- _TO BE DONE_: From the listing below, pull out every line where the string "title" appears.

- _INPUT RECORDS_:
======

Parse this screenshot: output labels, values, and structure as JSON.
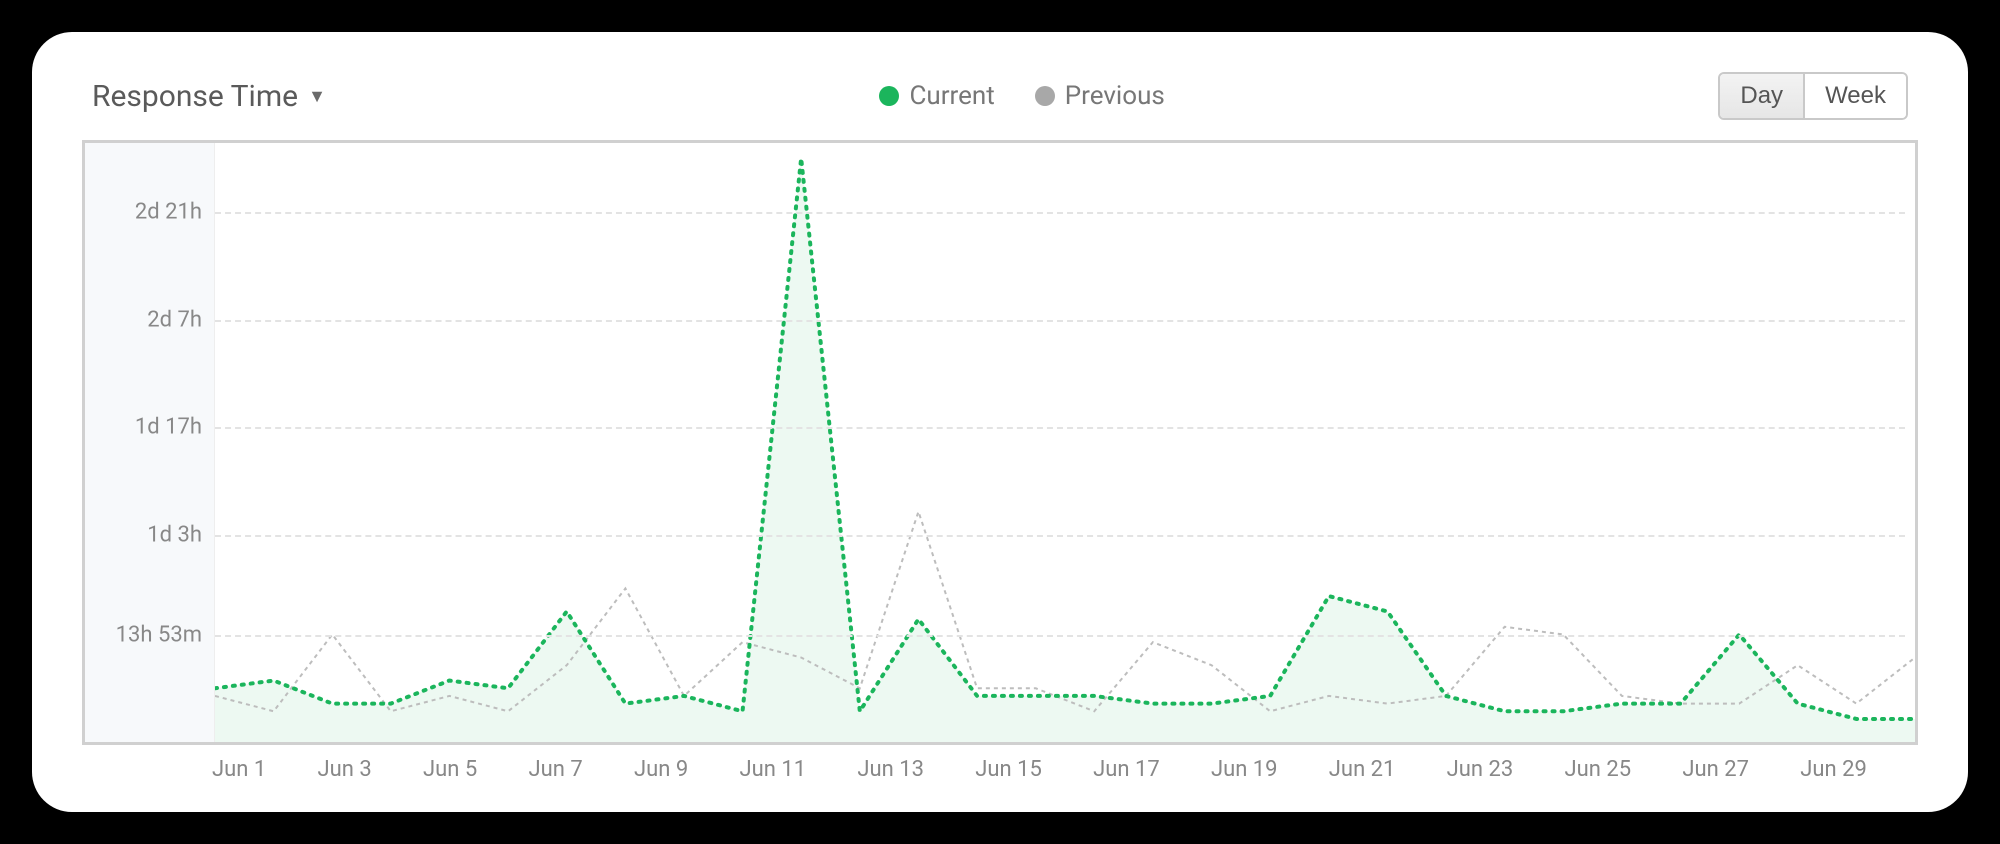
{
  "title": "Response Time",
  "legend": {
    "current": {
      "label": "Current",
      "color": "#1bb55c"
    },
    "previous": {
      "label": "Previous",
      "color": "#a8a8a8"
    }
  },
  "toggle": {
    "day": "Day",
    "week": "Week",
    "active": "day"
  },
  "chart_data": {
    "type": "line",
    "title": "Response Time",
    "xlabel": "",
    "ylabel": "",
    "y_ticks": [
      "13h 53m",
      "1d 3h",
      "1d 17h",
      "2d 7h",
      "2d 21h"
    ],
    "y_tick_hours": [
      13.9,
      27,
      41,
      55,
      69
    ],
    "ylim_hours": [
      0,
      78
    ],
    "categories": [
      "Jun 1",
      "Jun 2",
      "Jun 3",
      "Jun 4",
      "Jun 5",
      "Jun 6",
      "Jun 7",
      "Jun 8",
      "Jun 9",
      "Jun 10",
      "Jun 11",
      "Jun 12",
      "Jun 13",
      "Jun 14",
      "Jun 15",
      "Jun 16",
      "Jun 17",
      "Jun 18",
      "Jun 19",
      "Jun 20",
      "Jun 21",
      "Jun 22",
      "Jun 23",
      "Jun 24",
      "Jun 25",
      "Jun 26",
      "Jun 27",
      "Jun 28",
      "Jun 29",
      "Jun 30"
    ],
    "x_tick_show": [
      "Jun 1",
      "Jun 3",
      "Jun 5",
      "Jun 7",
      "Jun 9",
      "Jun 11",
      "Jun 13",
      "Jun 15",
      "Jun 17",
      "Jun 19",
      "Jun 21",
      "Jun 23",
      "Jun 25",
      "Jun 27",
      "Jun 29"
    ],
    "series": [
      {
        "name": "Current",
        "color": "#1bb55c",
        "fill": "rgba(27,181,92,0.08)",
        "values_hours": [
          7,
          8,
          5,
          5,
          8,
          7,
          17,
          5,
          6,
          4,
          76,
          4,
          16,
          6,
          6,
          6,
          5,
          5,
          6,
          19,
          17,
          6,
          4,
          4,
          5,
          5,
          14,
          5,
          3,
          3
        ]
      },
      {
        "name": "Previous",
        "color": "#bdbdbd",
        "fill": "none",
        "values_hours": [
          6,
          4,
          14,
          4,
          6,
          4,
          10,
          20,
          6,
          13,
          11,
          7,
          30,
          7,
          7,
          4,
          13,
          10,
          4,
          6,
          5,
          6,
          15,
          14,
          6,
          5,
          5,
          10,
          5,
          11
        ]
      }
    ]
  }
}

======

- _SOLUTION FOR THIS EXERCISE_:
  "title": "Response Time",
    "title": "Response Time",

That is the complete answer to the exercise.